## Exercise requirements
Reproduce every entry that follows word for word, but omit the images.

## Material for this exercise

** START **

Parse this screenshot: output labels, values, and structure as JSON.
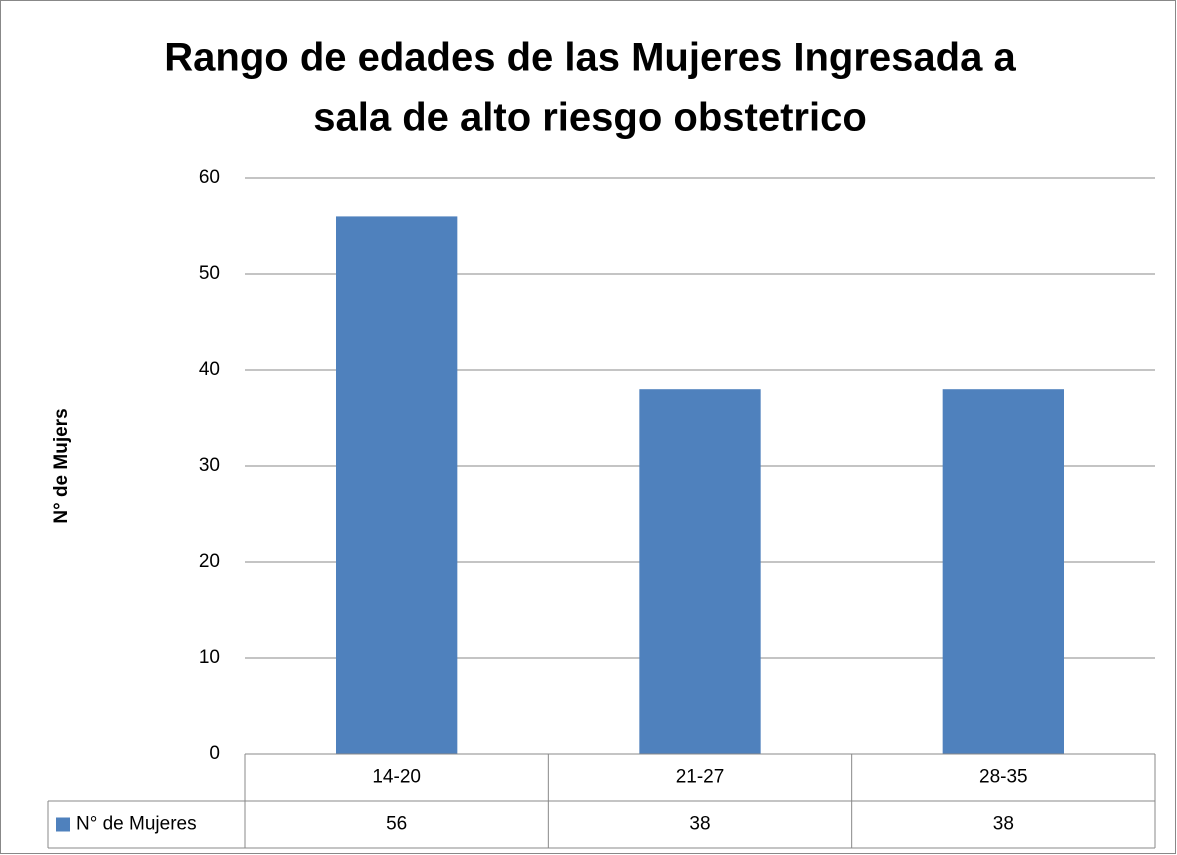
{
  "chart_data": {
    "type": "bar",
    "title": [
      "Rango de edades de las Mujeres Ingresada a",
      "sala de alto riesgo obstetrico"
    ],
    "ylabel": "N° de Mujers",
    "categories": [
      "14-20",
      "21-27",
      "28-35"
    ],
    "series": [
      {
        "name": "N° de Mujeres",
        "color": "#4f81bd",
        "values": [
          56,
          38,
          38
        ]
      }
    ],
    "ylim": [
      0,
      60
    ],
    "yticks": [
      0,
      10,
      20,
      30,
      40,
      50,
      60
    ],
    "grid": true,
    "data_table": true
  }
}
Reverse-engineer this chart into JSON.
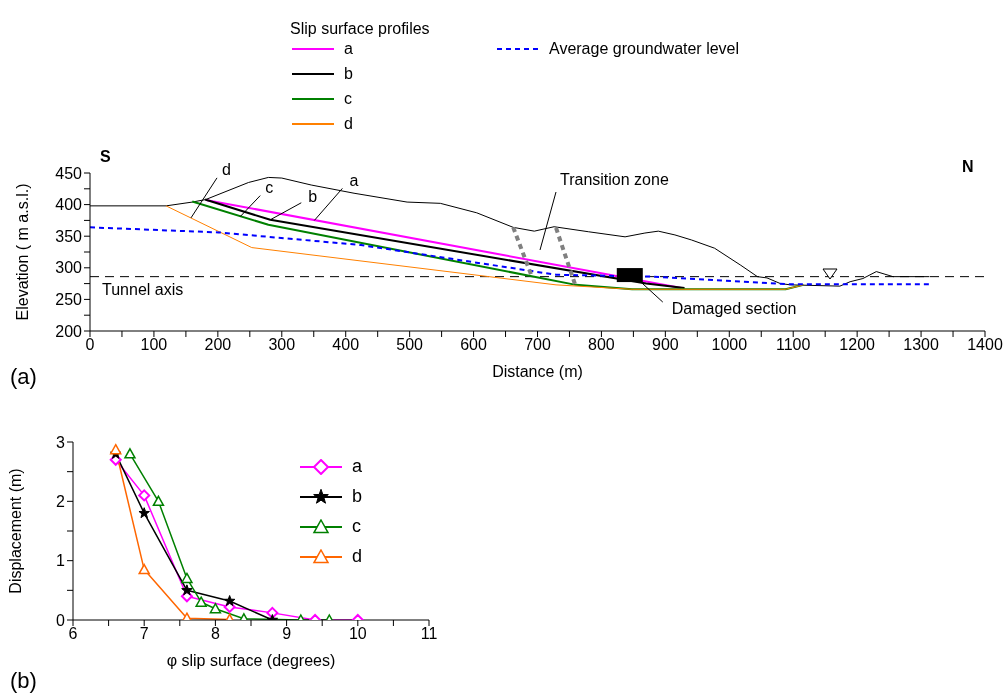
{
  "chart_data": [
    {
      "type": "line",
      "legend_title": "Slip surface profiles",
      "xlabel": "Distance (m)",
      "ylabel": "Elevation ( m a.s.l.)",
      "xlim": [
        0,
        1400
      ],
      "ylim": [
        200,
        450
      ],
      "xticks": [
        0,
        {
          "value": 50,
          "label": null
        },
        100,
        {
          "value": 150,
          "label": null
        },
        200,
        {
          "value": 250,
          "label": null
        },
        300,
        {
          "value": 350,
          "label": null
        },
        400,
        {
          "value": 450,
          "label": null
        },
        500,
        {
          "value": 550,
          "label": null
        },
        600,
        {
          "value": 650,
          "label": null
        },
        700,
        {
          "value": 750,
          "label": null
        },
        800,
        {
          "value": 850,
          "label": null
        },
        900,
        {
          "value": 950,
          "label": null
        },
        1000,
        {
          "value": 1050,
          "label": null
        },
        1100,
        {
          "value": 1150,
          "label": null
        },
        1200,
        {
          "value": 1250,
          "label": null
        },
        1300,
        {
          "value": 1350,
          "label": null
        },
        1400
      ],
      "yticks": [
        200,
        {
          "value": 225,
          "label": null
        },
        250,
        {
          "value": 275,
          "label": null
        },
        300,
        {
          "value": 325,
          "label": null
        },
        350,
        {
          "value": 375,
          "label": null
        },
        400,
        {
          "value": 425,
          "label": null
        },
        450
      ],
      "legend": "top",
      "grid": false,
      "series": [
        {
          "color": "#000000",
          "x": [
            0,
            119,
            160,
            181,
            248,
            279,
            300,
            346,
            413,
            496,
            548,
            605,
            662,
            695,
            726,
            780,
            837,
            868,
            889,
            915,
            941,
            977,
            1018,
            1044,
            1059,
            1080,
            1096,
            1173,
            1189,
            1209,
            1230,
            1256,
            1313
          ],
          "values": [
            398,
            398,
            404,
            408,
            435,
            443,
            442,
            431,
            418,
            404,
            402,
            387,
            364,
            358,
            365,
            357,
            349,
            355,
            358,
            352,
            344,
            331,
            304,
            286,
            284,
            275,
            273,
            271,
            278,
            283,
            294,
            286,
            286
          ]
        },
        {
          "name": "a",
          "color": "#ff00ff",
          "x": [
            183,
            925
          ],
          "values": [
            407,
            268
          ]
        },
        {
          "name": "b",
          "color": "#000000",
          "x": [
            180,
            282,
            870,
            930
          ],
          "values": [
            408,
            376,
            275,
            268
          ]
        },
        {
          "name": "c",
          "color": "#008000",
          "x": [
            160,
            279,
            760,
            848,
            1088,
            1116
          ],
          "values": [
            405,
            368,
            273,
            266,
            266,
            273
          ]
        },
        {
          "name": "d",
          "color": "#ff8000",
          "x": [
            119,
            253,
            729,
            848,
            1088,
            1116
          ],
          "values": [
            398,
            332,
            273,
            266,
            266,
            273
          ]
        },
        {
          "name": "Average groundwater level",
          "color": "#0000ff",
          "line_style": "dashed",
          "x": [
            0,
            201,
            424,
            729,
            880,
            1090,
            1313
          ],
          "values": [
            364,
            356,
            336,
            289,
            286,
            274,
            274
          ]
        },
        {
          "color": "#808080",
          "line_style": "dashed",
          "x": [
            662,
            692
          ],
          "values": [
            364,
            284
          ]
        },
        {
          "color": "#808080",
          "line_style": "dashed",
          "x": [
            729,
            760
          ],
          "values": [
            363,
            270
          ]
        }
      ],
      "ref_lines": [
        {
          "axis": "y",
          "value": 286,
          "label": "Tunnel axis",
          "color": "#000000",
          "line_style": "dashed"
        }
      ],
      "annotations": [
        "S",
        "N",
        "(a)",
        "Transition zone",
        {
          "text": "Damaged section",
          "x": 860,
          "y": 279
        },
        {
          "text": "a",
          "x": 351,
          "y": 375
        },
        {
          "text": "b",
          "x": 282,
          "y": 376
        },
        {
          "text": "c",
          "x": 235,
          "y": 381
        },
        {
          "text": "d",
          "x": 158,
          "y": 379
        }
      ]
    },
    {
      "type": "line",
      "xlabel": "φ slip surface (degrees)",
      "ylabel": "Displacement (m)",
      "xlim": [
        6,
        11
      ],
      "ylim": [
        0,
        3
      ],
      "xticks": [
        6,
        {
          "value": 6.5,
          "label": null
        },
        7,
        {
          "value": 7.5,
          "label": null
        },
        8,
        {
          "value": 8.5,
          "label": null
        },
        9,
        {
          "value": 9.5,
          "label": null
        },
        10,
        {
          "value": 10.5,
          "label": null
        },
        11
      ],
      "yticks": [
        0,
        {
          "value": 0.5,
          "label": null
        },
        1,
        {
          "value": 1.5,
          "label": null
        },
        2,
        {
          "value": 2.5,
          "label": null
        },
        3
      ],
      "legend": "top right",
      "grid": false,
      "annotations": [
        "(b)"
      ],
      "series": [
        {
          "name": "a",
          "color": "#ff00ff",
          "marker": "diamond",
          "x": [
            6.6,
            7,
            7.6,
            8.2,
            8.8,
            9.4,
            10
          ],
          "values": [
            2.7,
            2.1,
            0.4,
            0.22,
            0.12,
            0,
            0
          ]
        },
        {
          "name": "b",
          "color": "#000000",
          "marker": "star",
          "x": [
            6.6,
            7,
            7.6,
            8.2,
            8.8
          ],
          "values": [
            2.8,
            1.8,
            0.5,
            0.32,
            0
          ]
        },
        {
          "name": "c",
          "color": "#008000",
          "marker": "triangle",
          "x": [
            6.8,
            7.2,
            7.6,
            7.8,
            8,
            8.4,
            9.2,
            9.6
          ],
          "values": [
            2.8,
            2,
            0.7,
            0.3,
            0.19,
            0.02,
            0,
            0
          ]
        },
        {
          "name": "d",
          "color": "#ff6600",
          "marker": "triangle",
          "x": [
            6.6,
            7,
            7.6,
            8.2
          ],
          "values": [
            2.87,
            0.85,
            0.03,
            0.01
          ]
        }
      ]
    }
  ]
}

** END **

## Solution
Parse this screenshot: output labels, values, and structure as JSON.
{
  "chart_data": {
    "type": "bar",
    "title": [
      "Rango de edades de las Mujeres Ingresada a",
      "sala de alto riesgo obstetrico"
    ],
    "ylabel": "N° de Mujers",
    "categories": [
      "14-20",
      "21-27",
      "28-35"
    ],
    "series": [
      {
        "name": "N° de Mujeres",
        "color": "#4f81bd",
        "values": [
          56,
          38,
          38
        ]
      }
    ],
    "ylim": [
      0,
      60
    ],
    "yticks": [
      0,
      10,
      20,
      30,
      40,
      50,
      60
    ],
    "grid": true,
    "data_table": true
  }
}
Reverse-engineer this chart into JSON.
{
  "chart_data": [
    {
      "type": "line",
      "legend_title": "Slip surface profiles",
      "xlabel": "Distance (m)",
      "ylabel": "Elevation ( m a.s.l.)",
      "xlim": [
        0,
        1400
      ],
      "ylim": [
        200,
        450
      ],
      "xticks": [
        0,
        {
          "value": 50,
          "label": null
        },
        100,
        {
          "value": 150,
          "label": null
        },
        200,
        {
          "value": 250,
          "label": null
        },
        300,
        {
          "value": 350,
          "label": null
        },
        400,
        {
          "value": 450,
          "label": null
        },
        500,
        {
          "value": 550,
          "label": null
        },
        600,
        {
          "value": 650,
          "label": null
        },
        700,
        {
          "value": 750,
          "label": null
        },
        800,
        {
          "value": 850,
          "label": null
        },
        900,
        {
          "value": 950,
          "label": null
        },
        1000,
        {
          "value": 1050,
          "label": null
        },
        1100,
        {
          "value": 1150,
          "label": null
        },
        1200,
        {
          "value": 1250,
          "label": null
        },
        1300,
        {
          "value": 1350,
          "label": null
        },
        1400
      ],
      "yticks": [
        200,
        {
          "value": 225,
          "label": null
        },
        250,
        {
          "value": 275,
          "label": null
        },
        300,
        {
          "value": 325,
          "label": null
        },
        350,
        {
          "value": 375,
          "label": null
        },
        400,
        {
          "value": 425,
          "label": null
        },
        450
      ],
      "legend": "top",
      "grid": false,
      "series": [
        {
          "color": "#000000",
          "x": [
            0,
            119,
            160,
            181,
            248,
            279,
            300,
            346,
            413,
            496,
            548,
            605,
            662,
            695,
            726,
            780,
            837,
            868,
            889,
            915,
            941,
            977,
            1018,
            1044,
            1059,
            1080,
            1096,
            1173,
            1189,
            1209,
            1230,
            1256,
            1313
          ],
          "values": [
            398,
            398,
            404,
            408,
            435,
            443,
            442,
            431,
            418,
            404,
            402,
            387,
            364,
            358,
            365,
            357,
            349,
            355,
            358,
            352,
            344,
            331,
            304,
            286,
            284,
            275,
            273,
            271,
            278,
            283,
            294,
            286,
            286
          ]
        },
        {
          "name": "a",
          "color": "#ff00ff",
          "x": [
            183,
            925
          ],
          "values": [
            407,
            268
          ]
        },
        {
          "name": "b",
          "color": "#000000",
          "x": [
            180,
            282,
            870,
            930
          ],
          "values": [
            408,
            376,
            275,
            268
          ]
        },
        {
          "name": "c",
          "color": "#008000",
          "x": [
            160,
            279,
            760,
            848,
            1088,
            1116
          ],
          "values": [
            405,
            368,
            273,
            266,
            266,
            273
          ]
        },
        {
          "name": "d",
          "color": "#ff8000",
          "x": [
            119,
            253,
            729,
            848,
            1088,
            1116
          ],
          "values": [
            398,
            332,
            273,
            266,
            266,
            273
          ]
        },
        {
          "name": "Average groundwater level",
          "color": "#0000ff",
          "line_style": "dashed",
          "x": [
            0,
            201,
            424,
            729,
            880,
            1090,
            1313
          ],
          "values": [
            364,
            356,
            336,
            289,
            286,
            274,
            274
          ]
        },
        {
          "color": "#808080",
          "line_style": "dashed",
          "x": [
            662,
            692
          ],
          "values": [
            364,
            284
          ]
        },
        {
          "color": "#808080",
          "line_style": "dashed",
          "x": [
            729,
            760
          ],
          "values": [
            363,
            270
          ]
        }
      ],
      "ref_lines": [
        {
          "axis": "y",
          "value": 286,
          "label": "Tunnel axis",
          "color": "#000000",
          "line_style": "dashed"
        }
      ],
      "annotations": [
        "S",
        "N",
        "(a)",
        "Transition zone",
        {
          "text": "Damaged section",
          "x": 860,
          "y": 279
        },
        {
          "text": "a",
          "x": 351,
          "y": 375
        },
        {
          "text": "b",
          "x": 282,
          "y": 376
        },
        {
          "text": "c",
          "x": 235,
          "y": 381
        },
        {
          "text": "d",
          "x": 158,
          "y": 379
        }
      ]
    },
    {
      "type": "line",
      "xlabel": "φ slip surface (degrees)",
      "ylabel": "Displacement (m)",
      "xlim": [
        6,
        11
      ],
      "ylim": [
        0,
        3
      ],
      "xticks": [
        6,
        {
          "value": 6.5,
          "label": null
        },
        7,
        {
          "value": 7.5,
          "label": null
        },
        8,
        {
          "value": 8.5,
          "label": null
        },
        9,
        {
          "value": 9.5,
          "label": null
        },
        10,
        {
          "value": 10.5,
          "label": null
        },
        11
      ],
      "yticks": [
        0,
        {
          "value": 0.5,
          "label": null
        },
        1,
        {
          "value": 1.5,
          "label": null
        },
        2,
        {
          "value": 2.5,
          "label": null
        },
        3
      ],
      "legend": "top right",
      "grid": false,
      "annotations": [
        "(b)"
      ],
      "series": [
        {
          "name": "a",
          "color": "#ff00ff",
          "marker": "diamond",
          "x": [
            6.6,
            7,
            7.6,
            8.2,
            8.8,
            9.4,
            10
          ],
          "values": [
            2.7,
            2.1,
            0.4,
            0.22,
            0.12,
            0,
            0
          ]
        },
        {
          "name": "b",
          "color": "#000000",
          "marker": "star",
          "x": [
            6.6,
            7,
            7.6,
            8.2,
            8.8
          ],
          "values": [
            2.8,
            1.8,
            0.5,
            0.32,
            0
          ]
        },
        {
          "name": "c",
          "color": "#008000",
          "marker": "triangle",
          "x": [
            6.8,
            7.2,
            7.6,
            7.8,
            8,
            8.4,
            9.2,
            9.6
          ],
          "values": [
            2.8,
            2,
            0.7,
            0.3,
            0.19,
            0.02,
            0,
            0
          ]
        },
        {
          "name": "d",
          "color": "#ff6600",
          "marker": "triangle",
          "x": [
            6.6,
            7,
            7.6,
            8.2
          ],
          "values": [
            2.87,
            0.85,
            0.03,
            0.01
          ]
        }
      ]
    }
  ]
}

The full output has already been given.